WHAT TO PRODUCE: Filter the entries that follow, copying every line in which the word "IFAC" appears.

TASK INPUT:
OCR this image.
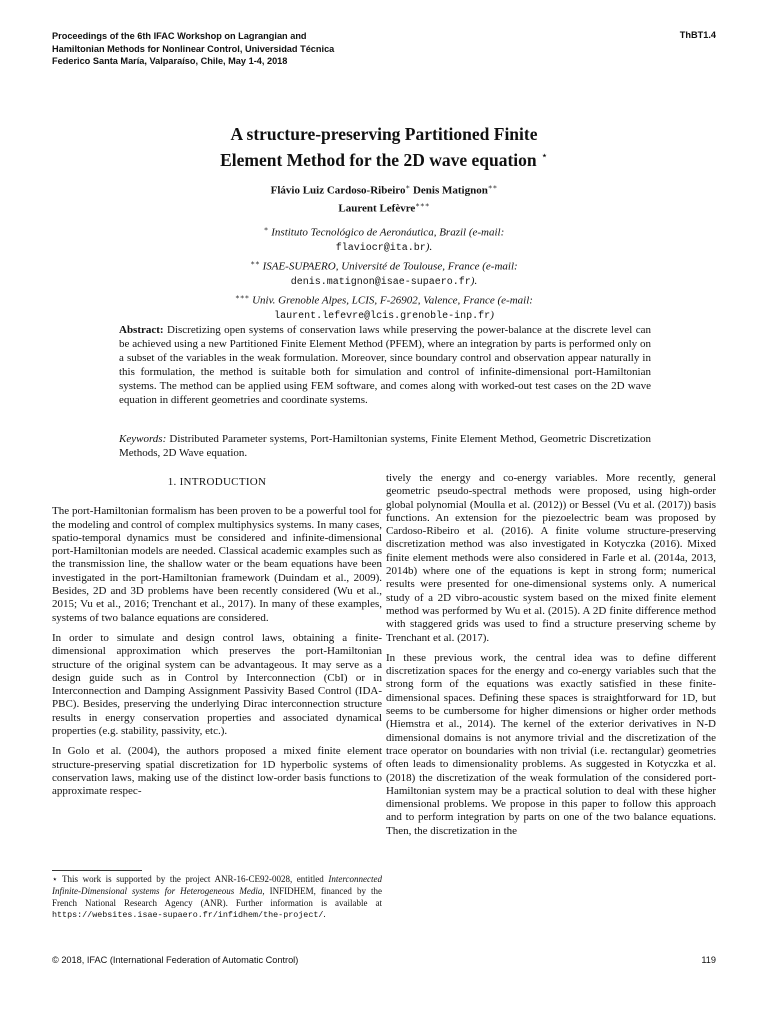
Proceedings of the 6th IFAC Workshop on Lagrangian and
Hamiltonian Methods for Nonlinear Control, Universidad Técnica
Federico Santa María, Valparaíso, Chile, May 1-4, 2018
ThBT1.4
A structure-preserving Partitioned Finite
Element Method for the 2D wave equation ⋆
Flávio Luiz Cardoso-Ribeiro∗ Denis Matignon∗∗
Laurent Lefèvre∗∗∗
∗ Instituto Tecnológico de Aeronáutica, Brazil (e-mail:
flaviocr@ita.br).
∗∗ ISAE-SUPAERO, Université de Toulouse, France (e-mail:
denis.matignon@isae-supaero.fr).
∗∗∗ Univ. Grenoble Alpes, LCIS, F-26902, Valence, France (e-mail:
laurent.lefevre@lcis.grenoble-inp.fr)
Abstract: Discretizing open systems of conservation laws while preserving the power-balance at the discrete level can be achieved using a new Partitioned Finite Element Method (PFEM), where an integration by parts is performed only on a subset of the variables in the weak formulation. Moreover, since boundary control and observation appear naturally in this formulation, the method is suitable both for simulation and control of infinite-dimensional port-Hamiltonian systems. The method can be applied using FEM software, and comes along with worked-out test cases on the 2D wave equation in different geometries and coordinate systems.
Keywords: Distributed Parameter systems, Port-Hamiltonian systems, Finite Element Method, Geometric Discretization Methods, 2D Wave equation.
1. INTRODUCTION

The port-Hamiltonian formalism has been proven to be a powerful tool for the modeling and control of complex multiphysics systems. In many cases, spatio-temporal dynamics must be considered and infinite-dimensional port-Hamiltonian models are needed. Classical academic examples such as the transmission line, the shallow water or the beam equations have been investigated in the port-Hamiltonian framework (Duindam et al., 2009). Besides, 2D and 3D problems have been recently considered (Wu et al., 2015; Vu et al., 2016; Trenchant et al., 2017). In many of these examples, systems of two balance equations are considered.

In order to simulate and design control laws, obtaining a finite-dimensional approximation which preserves the port-Hamiltonian structure of the original system can be advantageous. It may serve as a design guide such as in Control by Interconnection (CbI) or in Interconnection and Damping Assignment Passivity Based Control (IDA-PBC). Besides, preserving the underlying Dirac interconnection structure results in energy conservation properties and associated dynamical properties (e.g. stability, passivity, etc.).

In Golo et al. (2004), the authors proposed a mixed finite element structure-preserving spatial discretization for 1D hyperbolic systems of conservation laws, making use of the distinct low-order basis functions to approximate respec-

tively the energy and co-energy variables. More recently, general geometric pseudo-spectral methods were proposed, using high-order global polynomial (Moulla et al. (2012)) or Bessel (Vu et al. (2017)) basis functions. An extension for the piezoelectric beam was proposed by Cardoso-Ribeiro et al. (2016). A finite volume structure-preserving discretization method was also investigated in Kotyczka (2016). Mixed finite element methods were also considered in Farle et al. (2014a, 2013, 2014b) where one of the equations is kept in strong form; numerical results were presented for one-dimensional systems only. A numerical study of a 2D vibro-acoustic system based on the mixed finite element method was performed by Wu et al. (2015). A 2D finite difference method with staggered grids was used to find a structure preserving scheme by Trenchant et al. (2017).

In these previous work, the central idea was to define different discretization spaces for the energy and co-energy variables such that the strong form of the equations was exactly satisfied in these finite-dimensional spaces. Defining these spaces is straightforward for 1D, but seems to be cumbersome for higher dimensions or higher order methods (Hiemstra et al., 2014). The kernel of the exterior derivatives in N-D dimensional domains is not anymore trivial and the discretization of the trace operator on boundaries with non trivial (i.e. rectangular) geometries often leads to dimensionality problems. As suggested in Kotyczka et al. (2018) the discretization of the weak formulation of the considered port-Hamiltonian system may be a practical solution to deal with these higher dimensional problems. We propose in this paper to follow this approach and to perform integration by parts on one of the two balance equations. Then, the discretization in the

⋆ This work is supported by the project ANR-16-CE92-0028, entitled Interconnected Infinite-Dimensional systems for Heterogeneous Media, INFIDHEM, financed by the French National Research Agency (ANR). Further information is available at https://websites.isae-supaero.fr/infidhem/the-project/.
© 2018, IFAC (International Federation of Automatic Control)	119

TASK RESULT:
Proceedings of the 6th IFAC Workshop on Lagrangian and
© 2018, IFAC (International Federation of Automatic Control)	119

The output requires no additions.